# RECORDS SHOWN
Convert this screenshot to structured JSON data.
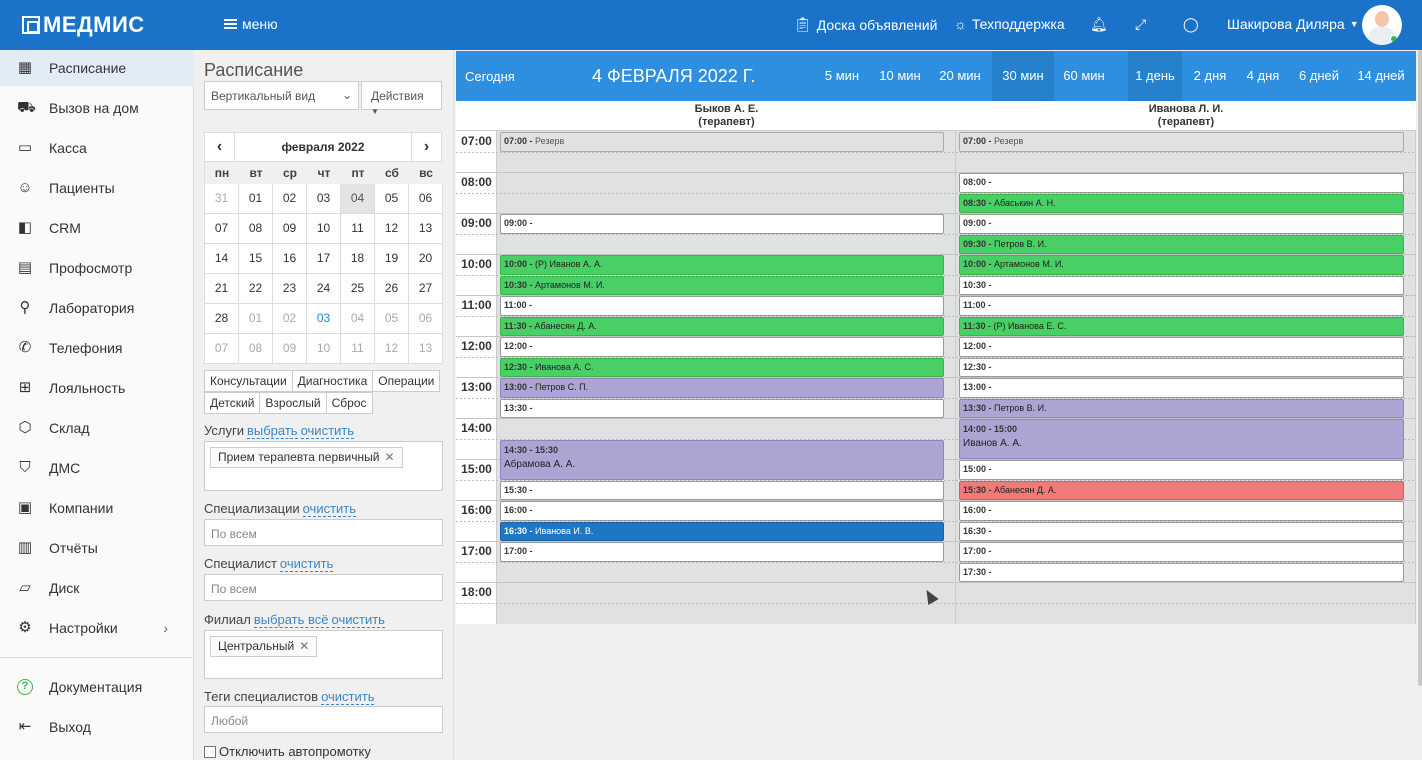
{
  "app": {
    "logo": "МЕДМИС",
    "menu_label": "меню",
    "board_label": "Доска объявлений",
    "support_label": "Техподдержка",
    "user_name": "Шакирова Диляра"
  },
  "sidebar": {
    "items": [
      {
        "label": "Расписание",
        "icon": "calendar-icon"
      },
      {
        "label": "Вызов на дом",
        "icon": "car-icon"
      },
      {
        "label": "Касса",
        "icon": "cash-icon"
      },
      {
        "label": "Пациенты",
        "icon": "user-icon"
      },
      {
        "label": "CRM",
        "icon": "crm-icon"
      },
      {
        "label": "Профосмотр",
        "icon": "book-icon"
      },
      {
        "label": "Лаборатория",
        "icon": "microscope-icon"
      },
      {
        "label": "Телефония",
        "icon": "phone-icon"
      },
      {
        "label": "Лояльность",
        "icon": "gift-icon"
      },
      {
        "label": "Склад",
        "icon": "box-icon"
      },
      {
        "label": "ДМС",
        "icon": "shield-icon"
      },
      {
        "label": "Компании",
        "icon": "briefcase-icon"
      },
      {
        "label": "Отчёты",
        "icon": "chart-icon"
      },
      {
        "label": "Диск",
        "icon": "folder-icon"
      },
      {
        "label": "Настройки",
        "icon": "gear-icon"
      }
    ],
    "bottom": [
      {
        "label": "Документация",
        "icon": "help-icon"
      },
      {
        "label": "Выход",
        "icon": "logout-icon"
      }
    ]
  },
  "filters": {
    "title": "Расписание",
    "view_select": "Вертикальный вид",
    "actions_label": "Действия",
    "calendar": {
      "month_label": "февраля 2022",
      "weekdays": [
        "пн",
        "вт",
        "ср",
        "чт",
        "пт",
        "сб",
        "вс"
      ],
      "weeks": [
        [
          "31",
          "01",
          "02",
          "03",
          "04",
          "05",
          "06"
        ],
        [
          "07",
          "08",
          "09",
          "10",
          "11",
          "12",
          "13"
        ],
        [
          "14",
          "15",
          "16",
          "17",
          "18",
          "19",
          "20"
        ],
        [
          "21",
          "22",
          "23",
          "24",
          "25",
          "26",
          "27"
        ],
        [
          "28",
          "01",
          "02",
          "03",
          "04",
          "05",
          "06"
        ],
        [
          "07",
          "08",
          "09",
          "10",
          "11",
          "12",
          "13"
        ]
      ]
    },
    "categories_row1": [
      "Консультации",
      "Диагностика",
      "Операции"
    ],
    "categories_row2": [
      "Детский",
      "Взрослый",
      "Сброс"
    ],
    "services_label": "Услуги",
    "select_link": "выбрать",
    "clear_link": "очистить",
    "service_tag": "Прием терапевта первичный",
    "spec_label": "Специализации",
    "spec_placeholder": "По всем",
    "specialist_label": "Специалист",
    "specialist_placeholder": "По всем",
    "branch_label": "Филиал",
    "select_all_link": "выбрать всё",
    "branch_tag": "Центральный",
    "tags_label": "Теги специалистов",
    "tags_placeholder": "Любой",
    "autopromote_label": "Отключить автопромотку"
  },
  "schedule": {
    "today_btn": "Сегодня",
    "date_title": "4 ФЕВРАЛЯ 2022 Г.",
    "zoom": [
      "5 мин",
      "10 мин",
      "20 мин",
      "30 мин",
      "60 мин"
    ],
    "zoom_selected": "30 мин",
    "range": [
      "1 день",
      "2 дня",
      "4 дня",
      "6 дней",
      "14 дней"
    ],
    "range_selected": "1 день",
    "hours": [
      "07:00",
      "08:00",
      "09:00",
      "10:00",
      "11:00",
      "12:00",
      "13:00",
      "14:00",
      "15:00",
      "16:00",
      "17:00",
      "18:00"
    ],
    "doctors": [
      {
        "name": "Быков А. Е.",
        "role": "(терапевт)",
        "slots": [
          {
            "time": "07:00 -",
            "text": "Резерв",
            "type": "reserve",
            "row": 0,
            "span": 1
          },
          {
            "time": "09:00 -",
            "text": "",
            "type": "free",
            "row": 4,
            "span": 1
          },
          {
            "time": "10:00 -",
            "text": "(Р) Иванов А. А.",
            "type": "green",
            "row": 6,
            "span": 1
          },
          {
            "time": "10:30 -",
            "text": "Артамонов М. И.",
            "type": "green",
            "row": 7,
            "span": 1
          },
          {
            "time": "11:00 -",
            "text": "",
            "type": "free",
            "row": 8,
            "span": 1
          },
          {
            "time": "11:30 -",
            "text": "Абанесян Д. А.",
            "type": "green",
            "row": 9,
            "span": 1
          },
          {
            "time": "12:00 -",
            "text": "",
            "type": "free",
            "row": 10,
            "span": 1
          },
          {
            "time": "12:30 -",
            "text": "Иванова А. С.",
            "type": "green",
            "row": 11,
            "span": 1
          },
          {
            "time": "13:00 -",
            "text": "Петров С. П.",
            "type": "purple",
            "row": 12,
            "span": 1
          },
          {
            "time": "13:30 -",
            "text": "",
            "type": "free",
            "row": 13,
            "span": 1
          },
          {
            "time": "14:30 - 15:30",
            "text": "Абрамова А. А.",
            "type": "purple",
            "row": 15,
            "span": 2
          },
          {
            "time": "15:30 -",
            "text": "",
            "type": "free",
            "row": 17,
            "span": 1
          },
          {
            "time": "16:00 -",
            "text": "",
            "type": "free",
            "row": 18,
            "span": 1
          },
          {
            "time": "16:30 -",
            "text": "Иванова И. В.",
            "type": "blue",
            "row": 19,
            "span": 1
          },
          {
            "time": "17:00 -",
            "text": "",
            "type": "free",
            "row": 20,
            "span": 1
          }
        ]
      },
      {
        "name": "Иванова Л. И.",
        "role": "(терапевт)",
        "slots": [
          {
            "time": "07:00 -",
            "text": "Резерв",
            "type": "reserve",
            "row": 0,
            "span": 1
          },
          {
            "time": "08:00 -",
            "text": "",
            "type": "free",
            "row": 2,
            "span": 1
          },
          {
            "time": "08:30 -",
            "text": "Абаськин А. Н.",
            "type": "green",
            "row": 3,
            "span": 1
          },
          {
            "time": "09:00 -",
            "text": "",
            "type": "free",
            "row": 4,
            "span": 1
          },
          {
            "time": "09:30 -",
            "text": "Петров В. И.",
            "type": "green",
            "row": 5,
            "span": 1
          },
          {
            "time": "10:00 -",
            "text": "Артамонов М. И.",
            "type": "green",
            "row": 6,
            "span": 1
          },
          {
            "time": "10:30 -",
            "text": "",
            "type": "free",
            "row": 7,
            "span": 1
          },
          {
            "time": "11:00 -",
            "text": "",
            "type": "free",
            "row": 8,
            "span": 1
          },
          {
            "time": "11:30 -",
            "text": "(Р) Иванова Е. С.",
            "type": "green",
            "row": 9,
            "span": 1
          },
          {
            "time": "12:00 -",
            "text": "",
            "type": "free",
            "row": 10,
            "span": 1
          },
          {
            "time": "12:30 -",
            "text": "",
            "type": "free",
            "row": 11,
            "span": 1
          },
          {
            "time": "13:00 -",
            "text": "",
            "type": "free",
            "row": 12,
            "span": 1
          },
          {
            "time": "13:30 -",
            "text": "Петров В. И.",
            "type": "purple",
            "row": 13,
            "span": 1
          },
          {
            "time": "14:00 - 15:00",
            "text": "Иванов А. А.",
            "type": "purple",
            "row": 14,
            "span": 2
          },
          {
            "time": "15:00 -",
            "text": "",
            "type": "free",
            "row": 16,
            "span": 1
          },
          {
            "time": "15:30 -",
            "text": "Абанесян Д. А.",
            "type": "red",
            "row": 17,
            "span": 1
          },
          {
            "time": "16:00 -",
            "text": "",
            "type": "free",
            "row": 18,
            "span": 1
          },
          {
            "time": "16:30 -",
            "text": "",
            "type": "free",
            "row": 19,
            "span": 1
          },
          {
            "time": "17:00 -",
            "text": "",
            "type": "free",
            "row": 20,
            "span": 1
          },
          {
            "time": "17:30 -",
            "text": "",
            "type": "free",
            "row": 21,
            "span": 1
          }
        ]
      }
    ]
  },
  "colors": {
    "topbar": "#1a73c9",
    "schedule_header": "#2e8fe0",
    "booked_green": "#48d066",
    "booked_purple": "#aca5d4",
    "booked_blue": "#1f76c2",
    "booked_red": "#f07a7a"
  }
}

# EXERCISE TASK
Search the data above for the word "выбрать", then gather each line in which it appears.

# FINISHED EXERCISE
    "select_link": "выбрать",
    "select_all_link": "выбрать всё",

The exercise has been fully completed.